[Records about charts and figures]
——————————

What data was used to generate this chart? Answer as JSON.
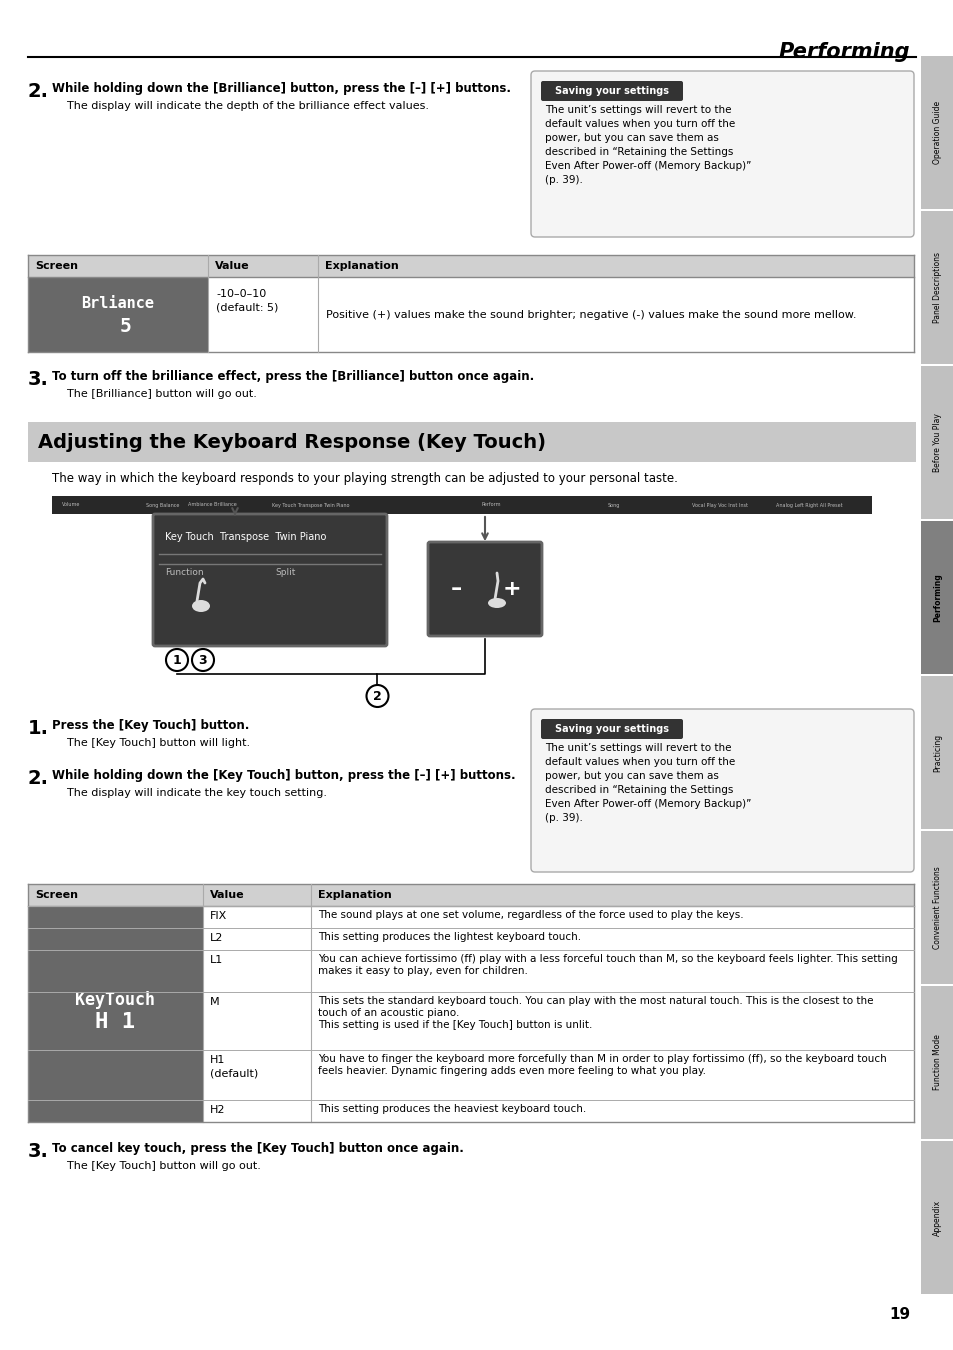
{
  "page_title": "Performing",
  "page_number": "19",
  "bg_color": "#ffffff",
  "sidebar_labels": [
    "Operation Guide",
    "Panel Descriptions",
    "Before You Play",
    "Performing",
    "Practicing",
    "Convenient Functions",
    "Function Mode",
    "Appendix"
  ],
  "sidebar_active": "Performing",
  "saving_label_text": "Saving your settings",
  "saving1_body": "The unit’s settings will revert to the\ndefault values when you turn off the\npower, but you can save them as\ndescribed in “Retaining the Settings\nEven After Power-off (Memory Backup)”\n(p. 39).",
  "saving2_body": "The unit’s settings will revert to the\ndefault values when you turn off the\npower, but you can save them as\ndescribed in “Retaining the Settings\nEven After Power-off (Memory Backup)”\n(p. 39).",
  "step2_num": "2.",
  "step2_bold": "While holding down the [Brilliance] button, press the [–] [+] buttons.",
  "step2_sub": "The display will indicate the depth of the brilliance effect values.",
  "table1_headers": [
    "Screen",
    "Value",
    "Explanation"
  ],
  "table1_value": "-10–0–10\n(default: 5)",
  "table1_explanation": "Positive (+) values make the sound brighter; negative (-) values make the sound more mellow.",
  "step3_num": "3.",
  "step3_bold": "To turn off the brilliance effect, press the [Brilliance] button once again.",
  "step3_sub": "The [Brilliance] button will go out.",
  "section_header_text": "Adjusting the Keyboard Response (Key Touch)",
  "section_desc": "The way in which the keyboard responds to your playing strength can be adjusted to your personal taste.",
  "step_kt1_num": "1.",
  "step_kt1_bold": "Press the [Key Touch] button.",
  "step_kt1_sub": "The [Key Touch] button will light.",
  "step_kt2_num": "2.",
  "step_kt2_bold": "While holding down the [Key Touch] button, press the [–] [+] buttons.",
  "step_kt2_sub": "The display will indicate the key touch setting.",
  "table2_headers": [
    "Screen",
    "Value",
    "Explanation"
  ],
  "table2_rows": [
    [
      "FIX",
      "The sound plays at one set volume, regardless of the force used to play the keys."
    ],
    [
      "L2",
      "This setting produces the lightest keyboard touch."
    ],
    [
      "L1",
      "You can achieve fortissimo (ff) play with a less forceful touch than M, so the keyboard feels lighter. This setting\nmakes it easy to play, even for children."
    ],
    [
      "M",
      "This sets the standard keyboard touch. You can play with the most natural touch. This is the closest to the\ntouch of an acoustic piano.\nThis setting is used if the [Key Touch] button is unlit."
    ],
    [
      "H1\n(default)",
      "You have to finger the keyboard more forcefully than M in order to play fortissimo (ff), so the keyboard touch\nfeels heavier. Dynamic fingering adds even more feeling to what you play."
    ],
    [
      "H2",
      "This setting produces the heaviest keyboard touch."
    ]
  ],
  "step_kt3_num": "3.",
  "step_kt3_bold": "To cancel key touch, press the [Key Touch] button once again.",
  "step_kt3_sub": "The [Key Touch] button will go out."
}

——————————

#### [Description of the task]
Your task is to report how many lines of the material include the string "when". Give the number and no other words.

#### [Answer to the problem]
2